*What is required*.
Find every line of the listing below where "that" appears, and copy it.

— BEGIN —

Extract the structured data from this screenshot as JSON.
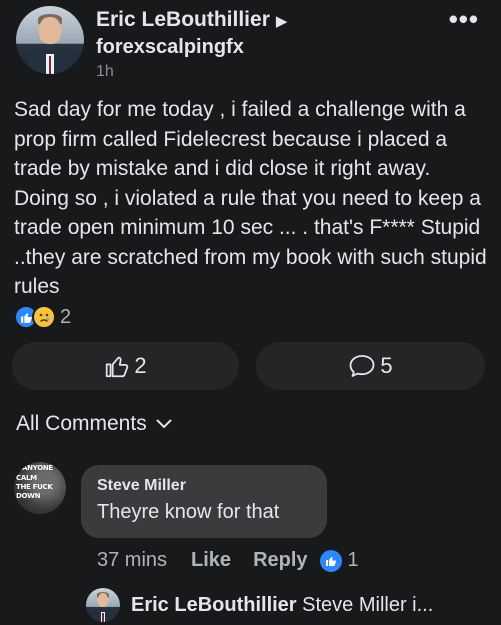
{
  "post": {
    "author": "Eric LeBouthillier",
    "page": "forexscalpingfx",
    "time": "1h",
    "more_label": "•••",
    "text": "Sad day for me today , i failed a challenge with a prop firm called Fidelecrest because i placed a trade by mistake and i did close it right away. Doing so , i violated a rule that you need to keep a trade open minimum 10 sec ... . that's F**** Stupid ..they are scratched from my book with such stupid rules",
    "reaction_count": "2",
    "like_count": "2",
    "comment_count": "5"
  },
  "comments_header": "All Comments",
  "comment": {
    "avatar_text": [
      "ANYONE",
      "CALM",
      "THE FUCK",
      "DOWN"
    ],
    "author": "Steve Miller",
    "text": "Theyre know for that",
    "time": "37 mins",
    "like_label": "Like",
    "reply_label": "Reply",
    "like_count": "1"
  },
  "reply_preview": {
    "author": "Eric LeBouthillier",
    "text": "Steve Miller i..."
  },
  "colors": {
    "background": "#18191a",
    "button": "#242526",
    "bubble": "#3a3b3c",
    "like_blue": "#2d88ff",
    "sad_yellow": "#f7c33c"
  },
  "icons": [
    "thumbs-up-icon",
    "sad-face-icon",
    "comment-bubble-icon",
    "chevron-down-icon",
    "play-arrow-icon",
    "more-dots-icon"
  ]
}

— END —

*Exercise output*.
    "text": "Sad day for me today , i failed a challenge with a prop firm called Fidelecrest because i placed a trade by mistake and i did close it right away. Doing so , i violated a rule that you need to keep a trade open minimum 10 sec ... . that's F**** Stupid ..they are scratched from my book with such stupid rules",
    "text": "Theyre know for that",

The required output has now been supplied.